Given task:
Find the lines holding the string "Tomodachi" in the data, then copy all of them.

Material provided:
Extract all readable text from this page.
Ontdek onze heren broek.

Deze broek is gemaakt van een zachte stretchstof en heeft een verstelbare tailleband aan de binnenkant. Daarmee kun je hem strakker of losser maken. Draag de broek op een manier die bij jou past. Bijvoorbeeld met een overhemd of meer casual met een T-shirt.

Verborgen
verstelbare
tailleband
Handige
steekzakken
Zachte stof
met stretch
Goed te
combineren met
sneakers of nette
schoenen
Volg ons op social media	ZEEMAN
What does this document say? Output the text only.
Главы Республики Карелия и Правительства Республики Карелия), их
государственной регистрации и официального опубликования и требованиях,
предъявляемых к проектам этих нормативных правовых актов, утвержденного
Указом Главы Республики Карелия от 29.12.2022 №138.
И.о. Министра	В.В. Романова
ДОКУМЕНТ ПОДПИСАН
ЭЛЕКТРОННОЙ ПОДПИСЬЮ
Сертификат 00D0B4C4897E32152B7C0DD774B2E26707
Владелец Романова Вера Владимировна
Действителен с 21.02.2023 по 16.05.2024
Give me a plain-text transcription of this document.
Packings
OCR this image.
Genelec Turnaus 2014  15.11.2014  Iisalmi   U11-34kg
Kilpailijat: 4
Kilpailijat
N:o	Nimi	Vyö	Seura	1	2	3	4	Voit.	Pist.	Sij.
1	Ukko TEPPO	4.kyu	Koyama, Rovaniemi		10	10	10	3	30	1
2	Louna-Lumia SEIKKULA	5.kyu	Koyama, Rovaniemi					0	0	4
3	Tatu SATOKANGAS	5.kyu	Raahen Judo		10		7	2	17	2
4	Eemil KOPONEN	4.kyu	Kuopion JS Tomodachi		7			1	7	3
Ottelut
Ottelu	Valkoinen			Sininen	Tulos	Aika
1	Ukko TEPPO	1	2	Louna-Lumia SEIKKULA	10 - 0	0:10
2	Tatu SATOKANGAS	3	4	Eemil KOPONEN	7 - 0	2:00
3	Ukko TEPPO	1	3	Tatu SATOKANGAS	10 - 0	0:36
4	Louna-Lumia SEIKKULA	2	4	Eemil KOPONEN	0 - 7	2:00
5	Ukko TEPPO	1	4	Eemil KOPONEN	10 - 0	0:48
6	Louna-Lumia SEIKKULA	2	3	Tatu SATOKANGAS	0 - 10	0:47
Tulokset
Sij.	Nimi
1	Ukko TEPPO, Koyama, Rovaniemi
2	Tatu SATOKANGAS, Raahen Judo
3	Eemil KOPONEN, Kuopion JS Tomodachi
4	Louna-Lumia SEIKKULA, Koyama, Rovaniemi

Result for this exercise:
4	Eemil KOPONEN	4.kyu	Kuopion JS Tomodachi		7			1	7	3
3	Eemil KOPONEN, Kuopion JS Tomodachi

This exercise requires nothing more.